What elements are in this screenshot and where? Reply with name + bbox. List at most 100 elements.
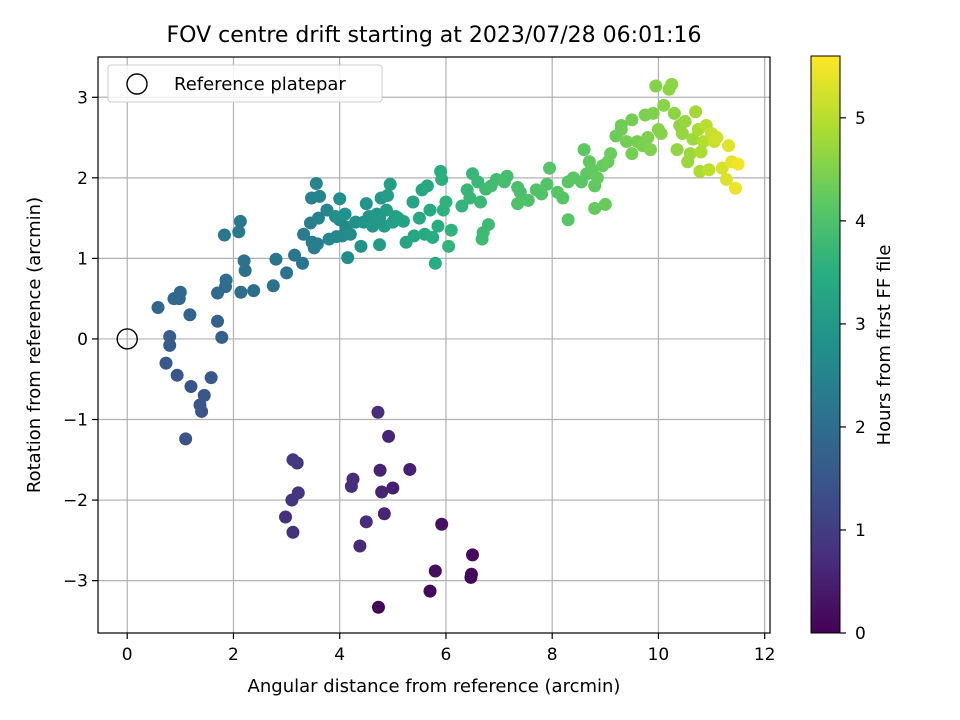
colorbar-label: Hours from first FF file: [874, 245, 895, 446]
scatter-point: [643, 143, 657, 157]
scatter-point: [219, 273, 233, 287]
scatter-point: [556, 191, 570, 205]
scatter-point: [233, 214, 247, 228]
scatter-point: [406, 195, 420, 209]
scatter-point: [381, 189, 395, 203]
scatter-point: [500, 169, 514, 183]
scatter-point: [232, 225, 246, 239]
scatter-point: [428, 256, 442, 270]
y-axis-ticks: −3 −2 −1 0 1 2 3: [63, 88, 98, 592]
scatter-point: [159, 356, 173, 370]
scatter-point: [715, 161, 729, 175]
scatter-point: [686, 132, 700, 146]
scatter-point: [310, 237, 324, 251]
colorbar-ticks: 0 1 2 3 4 5: [840, 109, 866, 644]
scatter-point: [657, 98, 671, 112]
scatter-point: [353, 539, 367, 553]
scatter-point: [344, 479, 358, 493]
scatter-point: [173, 285, 187, 299]
scatter-point: [466, 548, 480, 562]
scatter-point: [247, 284, 261, 298]
y-tick-label: −2: [63, 491, 88, 511]
scatter-point: [163, 330, 177, 344]
scatter-point: [333, 192, 347, 206]
scatter-point: [371, 600, 385, 614]
colorbar: 0 1 2 3 4 5 Hours from first FF file: [810, 55, 895, 644]
chart-title: FOV centre drift starting at 2023/07/28 …: [167, 23, 702, 48]
colorbar-tick-label: 5: [855, 109, 866, 129]
scatter-point: [731, 157, 745, 171]
colorbar-tick-label: 2: [855, 418, 866, 438]
scatter-point: [625, 113, 639, 127]
scatter-point: [442, 239, 456, 253]
scatter-point: [423, 203, 437, 217]
scatter-point: [234, 285, 248, 299]
scatter-point: [211, 314, 225, 328]
scatter-point: [184, 379, 198, 393]
scatter-point: [511, 197, 525, 211]
scatter-point: [151, 301, 165, 315]
scatter-point: [649, 79, 663, 93]
scatter-point: [473, 195, 487, 209]
reference-platepar-marker: [116, 328, 138, 350]
scatter-point: [379, 203, 393, 217]
scatter-point: [373, 238, 387, 252]
reference-marker: [116, 328, 138, 350]
scatter-point: [435, 172, 449, 186]
scatter-point: [689, 105, 703, 119]
scatter-point: [373, 463, 387, 477]
x-tick-label: 6: [441, 645, 452, 665]
scatter-point: [702, 163, 716, 177]
scatter-point: [641, 131, 655, 145]
scatter-point: [407, 229, 421, 243]
scatter-point: [309, 176, 323, 190]
x-tick-label: 2: [228, 645, 239, 665]
scatter-point: [598, 197, 612, 211]
scatter-point: [426, 230, 440, 244]
scatter-point: [646, 106, 660, 120]
scatter-point: [667, 106, 681, 120]
x-axis-label: Angular distance from reference (arcmin): [248, 676, 621, 697]
legend-label: Reference platepar: [174, 74, 346, 95]
scatter-point: [377, 507, 391, 521]
scatter-point: [620, 135, 634, 149]
scatter-point: [561, 213, 575, 227]
scatter-point: [288, 248, 302, 262]
y-tick-label: 2: [77, 169, 88, 189]
scatter-point: [179, 432, 193, 446]
scatter-point: [444, 223, 458, 237]
scatter-point: [535, 187, 549, 201]
scatter-point: [588, 201, 602, 215]
scatter-point: [654, 127, 668, 141]
scatter-point: [455, 199, 469, 213]
scatter-point: [577, 143, 591, 157]
legend-box: [107, 64, 383, 103]
scatter-point: [313, 189, 327, 203]
scatter-points: [151, 77, 745, 614]
scatter-point: [396, 214, 410, 228]
scatter-point: [204, 371, 218, 385]
scatter-point: [285, 493, 299, 507]
colorbar-gradient: [810, 55, 841, 634]
scatter-point: [297, 227, 311, 241]
scatter-point: [728, 181, 742, 195]
scatter-point: [590, 171, 604, 185]
scatter-point: [722, 139, 736, 153]
scatter-point: [238, 263, 252, 277]
scatter-point: [375, 485, 389, 499]
scatter-point: [428, 564, 442, 578]
scatter-point: [237, 254, 251, 268]
scatter-point: [614, 118, 628, 132]
x-axis-ticks: 0 2 4 6 8 10 12: [122, 633, 776, 665]
scatter-point: [286, 525, 300, 539]
scatter-point: [481, 218, 495, 232]
scatter-point: [170, 368, 184, 382]
scatter-point: [386, 481, 400, 495]
scatter-point: [183, 308, 197, 322]
scatter-point: [665, 77, 679, 91]
scatter-point: [675, 127, 689, 141]
scatter-point: [354, 239, 368, 253]
scatter-point: [435, 517, 449, 531]
scatter-point: [540, 177, 554, 191]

☆ ☆ ☆ ☆

*What needs to be done*: Please repeat every one of the records above word for word, leaving out the pictures.

*Solution to this task*:
What elements are in this screenshot and where? Reply with name + bbox. List at most 100 elements.
colorbar-label: Hours from first FF file: [874, 245, 895, 446]
scatter-point: [643, 143, 657, 157]
scatter-point: [219, 273, 233, 287]
scatter-point: [556, 191, 570, 205]
scatter-point: [233, 214, 247, 228]
scatter-point: [406, 195, 420, 209]
scatter-point: [381, 189, 395, 203]
scatter-point: [500, 169, 514, 183]
scatter-point: [232, 225, 246, 239]
scatter-point: [428, 256, 442, 270]
y-axis-ticks: −3 −2 −1 0 1 2 3: [63, 88, 98, 592]
scatter-point: [159, 356, 173, 370]
scatter-point: [715, 161, 729, 175]
scatter-point: [686, 132, 700, 146]
scatter-point: [310, 237, 324, 251]
colorbar-ticks: 0 1 2 3 4 5: [840, 109, 866, 644]
scatter-point: [657, 98, 671, 112]
scatter-point: [353, 539, 367, 553]
scatter-point: [344, 479, 358, 493]
scatter-point: [173, 285, 187, 299]
scatter-point: [466, 548, 480, 562]
scatter-point: [247, 284, 261, 298]
y-tick-label: −2: [63, 491, 88, 511]
scatter-point: [163, 330, 177, 344]
scatter-point: [333, 192, 347, 206]
scatter-point: [371, 600, 385, 614]
colorbar: 0 1 2 3 4 5 Hours from first FF file: [810, 55, 895, 644]
chart-title: FOV centre drift starting at 2023/07/28 …: [167, 23, 702, 48]
colorbar-tick-label: 5: [855, 109, 866, 129]
scatter-point: [731, 157, 745, 171]
colorbar-tick-label: 2: [855, 418, 866, 438]
scatter-point: [625, 113, 639, 127]
scatter-point: [442, 239, 456, 253]
scatter-point: [423, 203, 437, 217]
scatter-point: [234, 285, 248, 299]
scatter-point: [211, 314, 225, 328]
scatter-point: [184, 379, 198, 393]
scatter-point: [511, 197, 525, 211]
scatter-point: [151, 301, 165, 315]
scatter-point: [649, 79, 663, 93]
scatter-point: [473, 195, 487, 209]
reference-platepar-marker: [116, 328, 138, 350]
scatter-point: [379, 203, 393, 217]
scatter-point: [373, 238, 387, 252]
reference-marker: [116, 328, 138, 350]
scatter-point: [435, 172, 449, 186]
scatter-point: [689, 105, 703, 119]
scatter-point: [373, 463, 387, 477]
x-tick-label: 6: [441, 645, 452, 665]
scatter-point: [702, 163, 716, 177]
scatter-point: [641, 131, 655, 145]
scatter-point: [407, 229, 421, 243]
scatter-point: [309, 176, 323, 190]
x-tick-label: 2: [228, 645, 239, 665]
scatter-point: [598, 197, 612, 211]
scatter-point: [426, 230, 440, 244]
scatter-point: [646, 106, 660, 120]
scatter-point: [667, 106, 681, 120]
x-axis-label: Angular distance from reference (arcmin): [248, 676, 621, 697]
legend-label: Reference platepar: [174, 74, 346, 95]
scatter-point: [377, 507, 391, 521]
scatter-point: [620, 135, 634, 149]
scatter-point: [561, 213, 575, 227]
scatter-point: [288, 248, 302, 262]
y-tick-label: 2: [77, 169, 88, 189]
scatter-point: [179, 432, 193, 446]
scatter-point: [444, 223, 458, 237]
scatter-point: [535, 187, 549, 201]
scatter-point: [588, 201, 602, 215]
scatter-point: [654, 127, 668, 141]
scatter-point: [455, 199, 469, 213]
scatter-point: [577, 143, 591, 157]
legend-box: [107, 64, 383, 103]
scatter-point: [313, 189, 327, 203]
scatter-points: [151, 77, 745, 614]
scatter-point: [396, 214, 410, 228]
scatter-point: [204, 371, 218, 385]
scatter-point: [285, 493, 299, 507]
colorbar-gradient: [810, 55, 841, 634]
scatter-point: [297, 227, 311, 241]
scatter-point: [728, 181, 742, 195]
scatter-point: [590, 171, 604, 185]
scatter-point: [722, 139, 736, 153]
scatter-point: [238, 263, 252, 277]
scatter-point: [375, 485, 389, 499]
scatter-point: [428, 564, 442, 578]
scatter-point: [237, 254, 251, 268]
scatter-point: [614, 118, 628, 132]
x-axis-ticks: 0 2 4 6 8 10 12: [122, 633, 776, 665]
scatter-point: [286, 525, 300, 539]
scatter-point: [481, 218, 495, 232]
scatter-point: [170, 368, 184, 382]
scatter-point: [386, 481, 400, 495]
scatter-point: [183, 308, 197, 322]
scatter-point: [665, 77, 679, 91]
scatter-point: [675, 127, 689, 141]
scatter-point: [354, 239, 368, 253]
scatter-point: [435, 517, 449, 531]
scatter-point: [540, 177, 554, 191]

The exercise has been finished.